> [ТЕКСТ СТРАНИЦЫ]
- Подъехал на легковой машине незнакомый командир.
Выскакиваю на улицу, у машины прохаживаются двое рослых в папахах. Строевым шагом подхожу. Луна освещает лица приехавших. Как было не узнать командующего армией генерал-лейтенанта И. В. Болдина и члена Военного Совета армии бригадного комиссара К. Л. Сорокина!
Вскидываю руку к виску, докладываю по уставу обстановку… и приглашаю на вечер. Болдин недовольным голосом выговаривает:
- Мы вот с членом Военного Совета армии товарищем Сорокиным весь город объехали, на всех улицах побывали, но такого веселья, как в вашем полку, не видели.
- Так мы же первые и в драке, и в веселье, товарищ командующий! - вырывается у меня.

> [КОРОТКОЕ ЗАДАНИЕ]
Ответьте на вопросы по тексту страницы выше:
(а) Какой головной убор был на двоих, прохаживавшихся у машины?
(б) Какое звание и какая должность указаны у И. В. Болдина?
(в) В чём, согласно последней реплике, «мы» первые?

(Перечни элементов и областей)
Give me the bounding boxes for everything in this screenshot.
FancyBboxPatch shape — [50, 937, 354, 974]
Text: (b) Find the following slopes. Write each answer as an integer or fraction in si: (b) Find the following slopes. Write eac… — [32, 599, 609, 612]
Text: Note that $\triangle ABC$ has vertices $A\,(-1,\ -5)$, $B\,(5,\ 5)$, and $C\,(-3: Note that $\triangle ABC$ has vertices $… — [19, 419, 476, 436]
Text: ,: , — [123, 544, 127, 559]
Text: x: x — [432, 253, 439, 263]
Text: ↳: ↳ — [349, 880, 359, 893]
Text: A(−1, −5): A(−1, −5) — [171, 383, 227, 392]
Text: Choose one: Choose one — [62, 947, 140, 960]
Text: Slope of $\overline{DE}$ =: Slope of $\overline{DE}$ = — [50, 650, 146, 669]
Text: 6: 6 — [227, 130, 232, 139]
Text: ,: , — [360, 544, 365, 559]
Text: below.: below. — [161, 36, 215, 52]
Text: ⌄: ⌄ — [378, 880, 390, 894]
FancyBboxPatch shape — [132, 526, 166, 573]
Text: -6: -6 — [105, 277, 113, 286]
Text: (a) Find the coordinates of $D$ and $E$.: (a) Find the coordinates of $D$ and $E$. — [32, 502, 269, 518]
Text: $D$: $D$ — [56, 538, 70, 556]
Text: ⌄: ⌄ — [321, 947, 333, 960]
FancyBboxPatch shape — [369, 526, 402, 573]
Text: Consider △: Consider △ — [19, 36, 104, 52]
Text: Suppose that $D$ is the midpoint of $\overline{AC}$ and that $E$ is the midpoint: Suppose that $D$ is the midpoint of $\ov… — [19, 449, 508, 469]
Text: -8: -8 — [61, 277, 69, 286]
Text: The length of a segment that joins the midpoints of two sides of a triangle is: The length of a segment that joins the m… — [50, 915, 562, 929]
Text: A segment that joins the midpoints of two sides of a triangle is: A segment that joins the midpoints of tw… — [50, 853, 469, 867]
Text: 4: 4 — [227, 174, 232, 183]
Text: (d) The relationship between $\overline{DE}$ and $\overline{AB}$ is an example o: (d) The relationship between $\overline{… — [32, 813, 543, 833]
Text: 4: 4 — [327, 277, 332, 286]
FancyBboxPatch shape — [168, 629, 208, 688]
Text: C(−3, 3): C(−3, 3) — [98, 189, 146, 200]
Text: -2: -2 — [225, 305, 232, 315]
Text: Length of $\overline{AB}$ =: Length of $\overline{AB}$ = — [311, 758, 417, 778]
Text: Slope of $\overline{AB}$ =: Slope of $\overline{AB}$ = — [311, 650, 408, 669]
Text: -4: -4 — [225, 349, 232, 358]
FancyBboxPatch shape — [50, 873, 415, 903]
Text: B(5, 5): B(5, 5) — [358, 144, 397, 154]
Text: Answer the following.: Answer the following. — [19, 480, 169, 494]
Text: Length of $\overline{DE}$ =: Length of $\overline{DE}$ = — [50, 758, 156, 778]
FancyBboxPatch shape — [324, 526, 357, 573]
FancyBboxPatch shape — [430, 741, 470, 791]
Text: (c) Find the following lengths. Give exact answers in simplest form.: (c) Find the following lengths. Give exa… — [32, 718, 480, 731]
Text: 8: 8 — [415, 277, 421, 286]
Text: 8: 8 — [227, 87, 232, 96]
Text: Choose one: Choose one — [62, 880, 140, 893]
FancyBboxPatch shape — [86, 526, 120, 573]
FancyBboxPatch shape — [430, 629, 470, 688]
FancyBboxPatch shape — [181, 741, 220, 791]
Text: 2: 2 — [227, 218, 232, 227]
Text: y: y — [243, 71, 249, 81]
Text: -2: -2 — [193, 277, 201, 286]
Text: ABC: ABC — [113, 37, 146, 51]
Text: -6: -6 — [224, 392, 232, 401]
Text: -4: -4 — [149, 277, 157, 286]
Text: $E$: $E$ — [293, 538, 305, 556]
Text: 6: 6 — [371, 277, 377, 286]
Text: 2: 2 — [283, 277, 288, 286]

> [ПОЛНЫЙ ОТВЕТ]
(а) На них были папахи.
(б) И. В. Болдин — генерал-лейтенант, командующий армией.
(в) «Мы» первые и в драке, и в веселье.